PROBLEM DETAILS ::
Pull every line containing "true" out of the material below.

RECORDS TO PROCESS ::
· · ·

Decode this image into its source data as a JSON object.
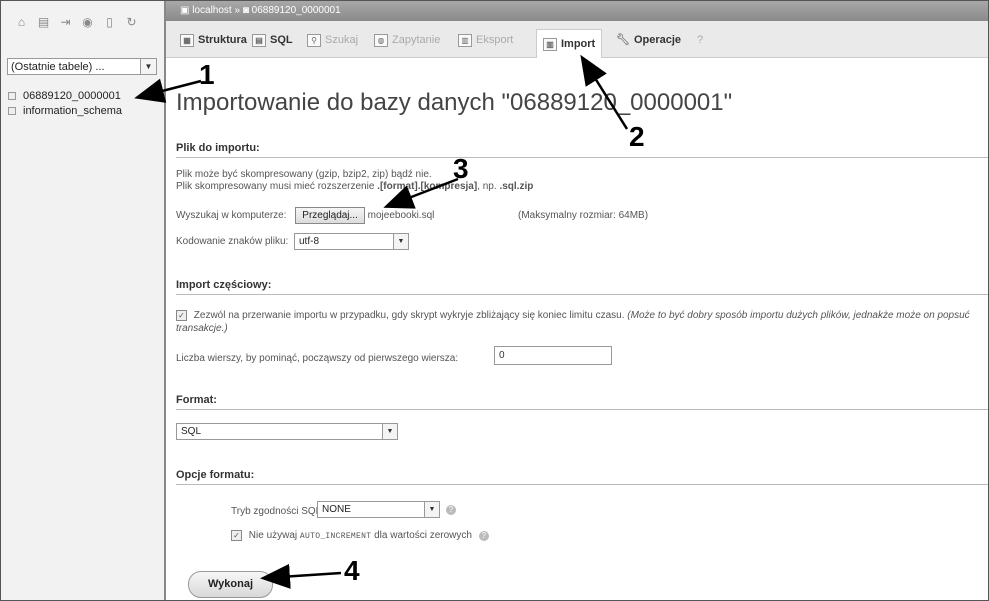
{
  "sidebar": {
    "icons": [
      "home-icon",
      "sql-window-icon",
      "logout-icon",
      "help-icon",
      "docs-icon",
      "reload-icon"
    ],
    "select_value": "(Ostatnie tabele) ...",
    "databases": [
      "06889120_0000001",
      "information_schema"
    ]
  },
  "breadcrumb": {
    "server": "localhost",
    "separator": "»",
    "database": "06889120_0000001"
  },
  "tabs": [
    {
      "label": "Struktura",
      "icon": "structure-icon"
    },
    {
      "label": "SQL",
      "icon": "sql-icon"
    },
    {
      "label": "Szukaj",
      "icon": "search-icon"
    },
    {
      "label": "Zapytanie",
      "icon": "query-icon"
    },
    {
      "label": "Eksport",
      "icon": "export-icon"
    },
    {
      "label": "Import",
      "icon": "import-icon"
    },
    {
      "label": "Operacje",
      "icon": "wrench-icon"
    },
    {
      "label": "?",
      "icon": ""
    }
  ],
  "page_title": "Importowanie do bazy danych \"06889120_0000001\"",
  "file_section": {
    "heading": "Plik do importu:",
    "line1": "Plik może być skompresowany (gzip, bzip2, zip) bądź nie.",
    "line2_prefix": "Plik skompresowany musi mieć rozszerzenie ",
    "line2_ext": ".[format].[kompresja]",
    "line2_mid": ", np. ",
    "line2_example": ".sql.zip",
    "browse_label": "Wyszukaj w komputerze:",
    "browse_button": "Przeglądaj...",
    "file_name": "mojeebooki.sql",
    "max_size": "(Maksymalny rozmiar: 64MB)",
    "charset_label": "Kodowanie znaków pliku:",
    "charset_value": "utf-8"
  },
  "partial_section": {
    "heading": "Import częściowy:",
    "allow_interrupt": "Zezwól na przerwanie importu w przypadku, gdy skrypt wykryje zbliżający się koniec limitu czasu.",
    "allow_interrupt_note": "(Może to być dobry sposób importu dużych plików, jednakże może on popsuć transakcje.)",
    "allow_interrupt_checked": true,
    "skip_label": "Liczba wierszy, by pominąć, począwszy od pierwszego wiersza:",
    "skip_value": "0"
  },
  "format_section": {
    "heading": "Format:",
    "value": "SQL"
  },
  "format_options": {
    "heading": "Opcje formatu:",
    "compat_label": "Tryb zgodności SQL:",
    "compat_value": "NONE",
    "no_auto_prefix": "Nie używaj",
    "no_auto_code": "AUTO_INCREMENT",
    "no_auto_suffix": "dla wartości zerowych",
    "no_auto_checked": true
  },
  "submit_label": "Wykonaj",
  "annotations": [
    "1",
    "2",
    "3",
    "4"
  ]
}
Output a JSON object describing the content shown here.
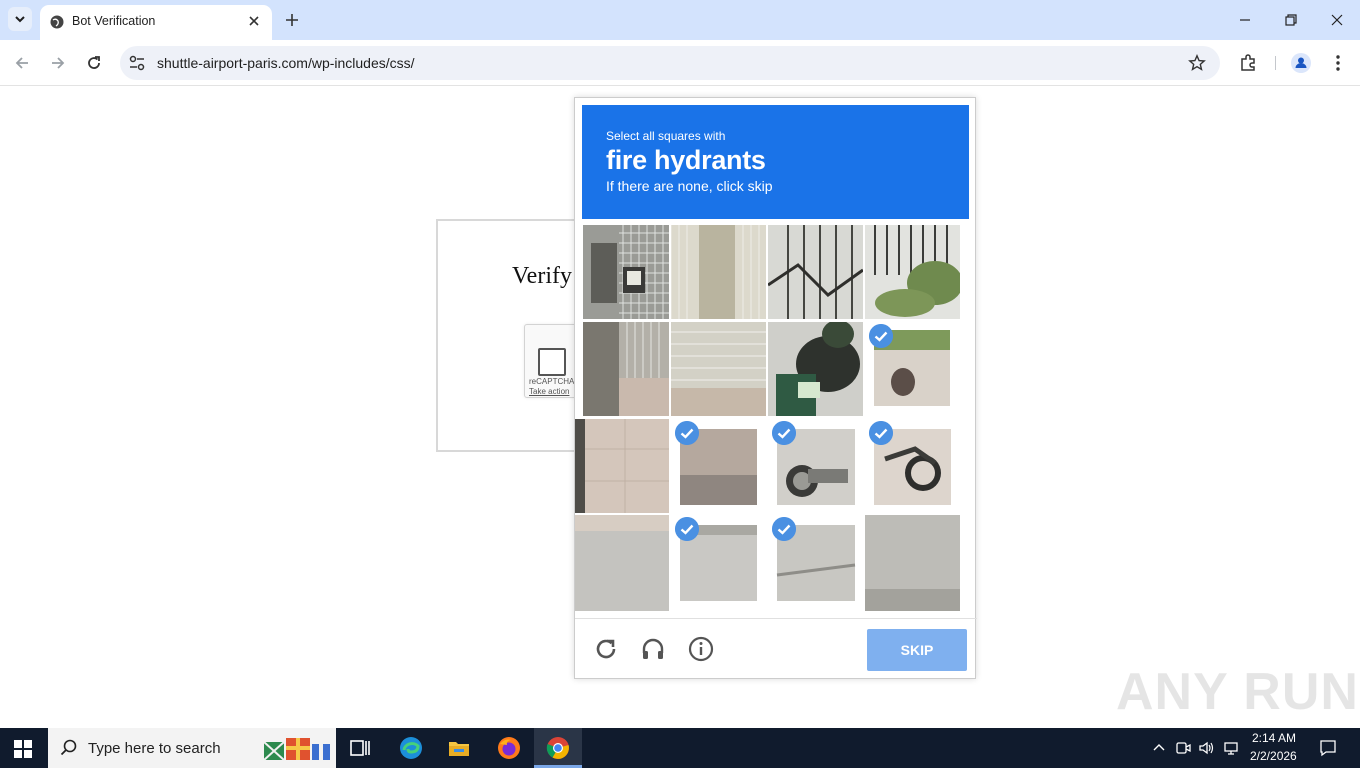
{
  "browser": {
    "tab_title": "Bot Verification",
    "url": "shuttle-airport-paris.com/wp-includes/css/"
  },
  "page": {
    "heading": "Verify",
    "recaptcha_brand": "reCAPTCHA",
    "recaptcha_action": "Take action"
  },
  "challenge": {
    "instruction_small": "Select all squares with",
    "target": "fire hydrants",
    "hint": "If there are none, click skip",
    "skip_label": "SKIP",
    "selected_tiles": [
      8,
      10,
      11,
      12,
      14,
      15
    ]
  },
  "watermark": "ANY RUN",
  "taskbar": {
    "search_placeholder": "Type here to search",
    "time": "2:14 AM",
    "date": "2/2/2026"
  },
  "colors": {
    "accent_blue": "#1a73e8",
    "skip_button": "#7fb0ef",
    "tab_strip": "#d3e3fd",
    "taskbar": "#101b2d"
  }
}
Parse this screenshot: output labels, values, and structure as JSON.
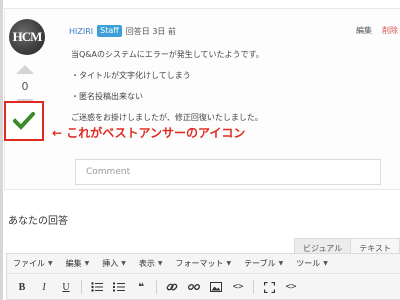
{
  "answer": {
    "avatar_text": "HCM",
    "author": "HIZIRI",
    "badge": "Staff",
    "answered": "回答日 3日 前",
    "edit": "編集",
    "delete": "削除",
    "vote_count": "0",
    "lines": [
      "当Q&Aのシステムにエラーが発生していたようです。",
      "・タイトルが文字化けしてしまう",
      "・匿名投稿出来ない",
      "ご迷惑をお掛けしましたが、修正回復いたしました。"
    ],
    "best_answer_icon": "checkmark-icon",
    "comment_placeholder": "Comment"
  },
  "annotation": {
    "text": "← これがベストアンサーのアイコン",
    "color": "#e02a1f"
  },
  "your_answer": {
    "title": "あなたの回答",
    "tabs": [
      "ビジュアル",
      "テキスト"
    ]
  },
  "editor": {
    "menu": [
      "ファイル",
      "編集",
      "挿入",
      "表示",
      "フォーマット",
      "テーブル",
      "ツール"
    ],
    "toolbar_icons": [
      "bold-icon",
      "italic-icon",
      "underline-icon",
      "bullet-list-icon",
      "numbered-list-icon",
      "blockquote-icon",
      "link-icon",
      "unlink-icon",
      "image-icon",
      "code-icon",
      "fullscreen-icon",
      "source-code-icon"
    ]
  },
  "colors": {
    "accent_red": "#e02a1f",
    "check_green": "#3c8b2a",
    "staff_badge": "#3ea0d8",
    "author_link": "#3a7bc8"
  }
}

· · ·

IN RESPONSE ::
    "allow_interrupt_checked": true,
    "no_auto_checked": true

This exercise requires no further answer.